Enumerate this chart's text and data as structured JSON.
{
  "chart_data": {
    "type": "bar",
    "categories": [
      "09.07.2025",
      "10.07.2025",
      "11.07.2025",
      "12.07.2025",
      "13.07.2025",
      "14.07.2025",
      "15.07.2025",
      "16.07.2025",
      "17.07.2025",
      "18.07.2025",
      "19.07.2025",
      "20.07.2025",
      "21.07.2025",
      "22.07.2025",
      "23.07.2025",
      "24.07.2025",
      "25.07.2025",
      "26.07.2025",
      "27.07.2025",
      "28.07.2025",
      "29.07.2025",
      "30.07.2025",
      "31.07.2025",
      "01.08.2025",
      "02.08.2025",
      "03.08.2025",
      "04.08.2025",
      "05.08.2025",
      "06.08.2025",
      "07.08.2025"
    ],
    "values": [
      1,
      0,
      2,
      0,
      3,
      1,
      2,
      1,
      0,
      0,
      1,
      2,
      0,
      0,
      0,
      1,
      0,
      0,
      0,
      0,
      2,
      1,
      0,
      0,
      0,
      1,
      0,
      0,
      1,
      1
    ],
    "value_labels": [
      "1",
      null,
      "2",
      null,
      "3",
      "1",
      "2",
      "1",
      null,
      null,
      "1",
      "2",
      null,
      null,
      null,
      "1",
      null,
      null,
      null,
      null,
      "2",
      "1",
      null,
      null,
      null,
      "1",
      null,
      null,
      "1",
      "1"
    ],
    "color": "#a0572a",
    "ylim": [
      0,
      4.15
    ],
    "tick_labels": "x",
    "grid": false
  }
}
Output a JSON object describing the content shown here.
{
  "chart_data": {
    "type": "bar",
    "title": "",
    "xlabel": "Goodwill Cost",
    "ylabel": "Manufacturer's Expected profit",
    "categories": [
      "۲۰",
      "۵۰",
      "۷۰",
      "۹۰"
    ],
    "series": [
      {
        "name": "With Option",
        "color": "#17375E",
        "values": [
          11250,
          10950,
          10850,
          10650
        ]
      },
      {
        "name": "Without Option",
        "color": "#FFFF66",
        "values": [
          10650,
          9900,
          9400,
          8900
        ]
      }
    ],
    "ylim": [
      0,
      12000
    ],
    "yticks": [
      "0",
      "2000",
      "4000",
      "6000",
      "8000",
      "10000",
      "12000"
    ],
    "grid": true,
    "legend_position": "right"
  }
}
________________________________________
- [STATED GOAL]:
Keep only the lines from the one containing "Output a JSON" to the end of the entries, and repeat them exactly.

- [TASK OUTPUT]:
Output a JSON object describing the content shown here.
{
  "chart_data": {
    "type": "bar",
    "title": "",
    "xlabel": "Goodwill Cost",
    "ylabel": "Manufacturer's Expected profit",
    "categories": [
      "۲۰",
      "۵۰",
      "۷۰",
      "۹۰"
    ],
    "series": [
      {
        "name": "With Option",
        "color": "#17375E",
        "values": [
          11250,
          10950,
          10850,
          10650
        ]
      },
      {
        "name": "Without Option",
        "color": "#FFFF66",
        "values": [
          10650,
          9900,
          9400,
          8900
        ]
      }
    ],
    "ylim": [
      0,
      12000
    ],
    "yticks": [
      "0",
      "2000",
      "4000",
      "6000",
      "8000",
      "10000",
      "12000"
    ],
    "grid": true,
    "legend_position": "right"
  }
}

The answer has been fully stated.